>> BEGIN

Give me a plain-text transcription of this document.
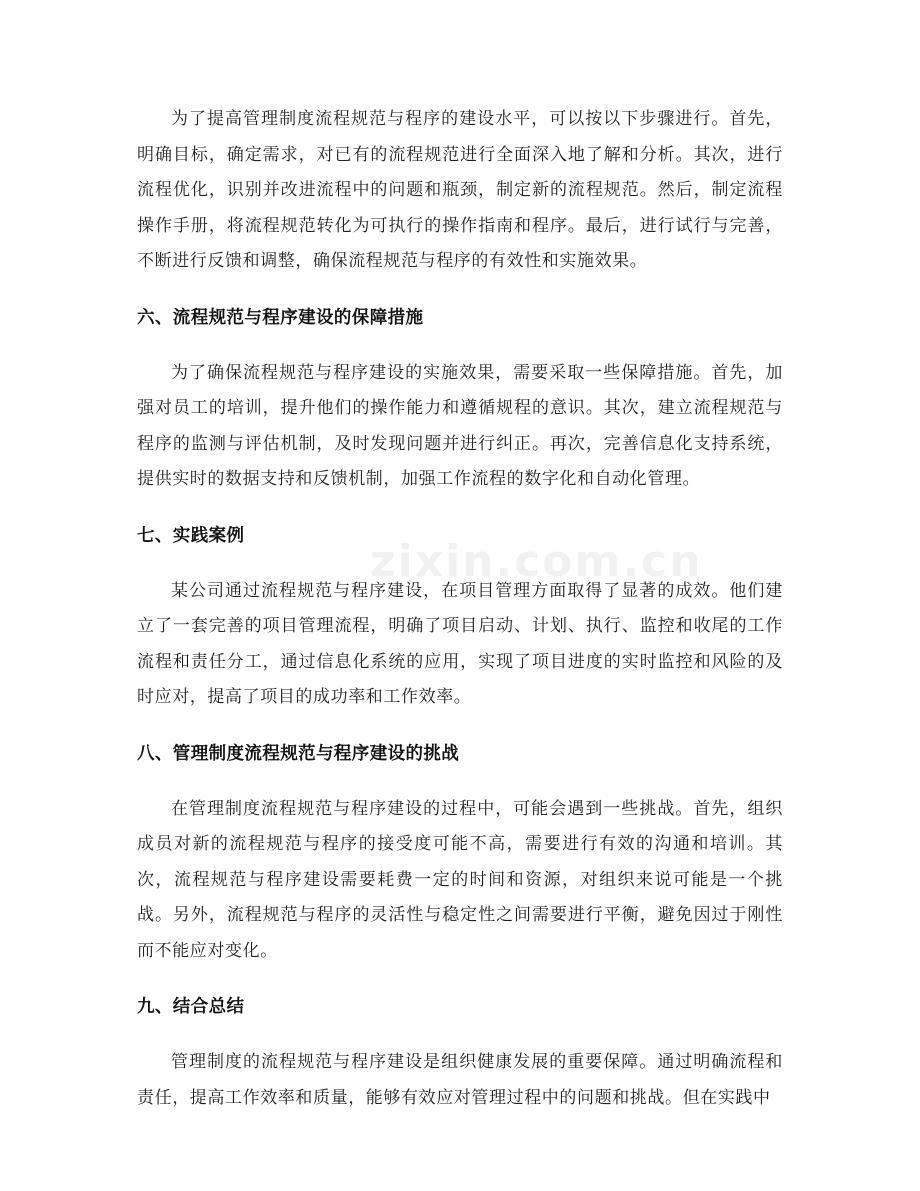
zixin.com.cn

为了提高管理制度流程规范与程序的建设水平，可以按以下步骤进行。首先，明确目标，确定需求，对已有的流程规范进行全面深入地了解和分析。其次，进行流程优化，识别并改进流程中的问题和瓶颈，制定新的流程规范。然后，制定流程操作手册，将流程规范转化为可执行的操作指南和程序。最后，进行试行与完善，不断进行反馈和调整，确保流程规范与程序的有效性和实施效果。

六、流程规范与程序建设的保障措施

为了确保流程规范与程序建设的实施效果，需要采取一些保障措施。首先，加强对员工的培训，提升他们的操作能力和遵循规程的意识。其次，建立流程规范与程序的监测与评估机制，及时发现问题并进行纠正。再次，完善信息化支持系统，提供实时的数据支持和反馈机制，加强工作流程的数字化和自动化管理。

七、实践案例

某公司通过流程规范与程序建设，在项目管理方面取得了显著的成效。他们建立了一套完善的项目管理流程，明确了项目启动、计划、执行、监控和收尾的工作流程和责任分工，通过信息化系统的应用，实现了项目进度的实时监控和风险的及时应对，提高了项目的成功率和工作效率。

八、管理制度流程规范与程序建设的挑战

在管理制度流程规范与程序建设的过程中，可能会遇到一些挑战。首先，组织成员对新的流程规范与程序的接受度可能不高，需要进行有效的沟通和培训。其次，流程规范与程序建设需要耗费一定的时间和资源，对组织来说可能是一个挑战。另外，流程规范与程序的灵活性与稳定性之间需要进行平衡，避免因过于刚性而不能应对变化。

九、结合总结

管理制度的流程规范与程序建设是组织健康发展的重要保障。通过明确流程和责任，提高工作效率和质量，能够有效应对管理过程中的问题和挑战。但在实践中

>> END

_What you need to do_.
Copy the entries above faithfully and omit every image.

_Expected answer_.
Give me a plain-text transcription of this document.
zixin.com.cn

为了提高管理制度流程规范与程序的建设水平，可以按以下步骤进行。首先，明确目标，确定需求，对已有的流程规范进行全面深入地了解和分析。其次，进行流程优化，识别并改进流程中的问题和瓶颈，制定新的流程规范。然后，制定流程操作手册，将流程规范转化为可执行的操作指南和程序。最后，进行试行与完善，不断进行反馈和调整，确保流程规范与程序的有效性和实施效果。

六、流程规范与程序建设的保障措施

为了确保流程规范与程序建设的实施效果，需要采取一些保障措施。首先，加强对员工的培训，提升他们的操作能力和遵循规程的意识。其次，建立流程规范与程序的监测与评估机制，及时发现问题并进行纠正。再次，完善信息化支持系统，提供实时的数据支持和反馈机制，加强工作流程的数字化和自动化管理。

七、实践案例

某公司通过流程规范与程序建设，在项目管理方面取得了显著的成效。他们建立了一套完善的项目管理流程，明确了项目启动、计划、执行、监控和收尾的工作流程和责任分工，通过信息化系统的应用，实现了项目进度的实时监控和风险的及时应对，提高了项目的成功率和工作效率。

八、管理制度流程规范与程序建设的挑战

在管理制度流程规范与程序建设的过程中，可能会遇到一些挑战。首先，组织成员对新的流程规范与程序的接受度可能不高，需要进行有效的沟通和培训。其次，流程规范与程序建设需要耗费一定的时间和资源，对组织来说可能是一个挑战。另外，流程规范与程序的灵活性与稳定性之间需要进行平衡，避免因过于刚性而不能应对变化。

九、结合总结

管理制度的流程规范与程序建设是组织健康发展的重要保障。通过明确流程和责任，提高工作效率和质量，能够有效应对管理过程中的问题和挑战。但在实践中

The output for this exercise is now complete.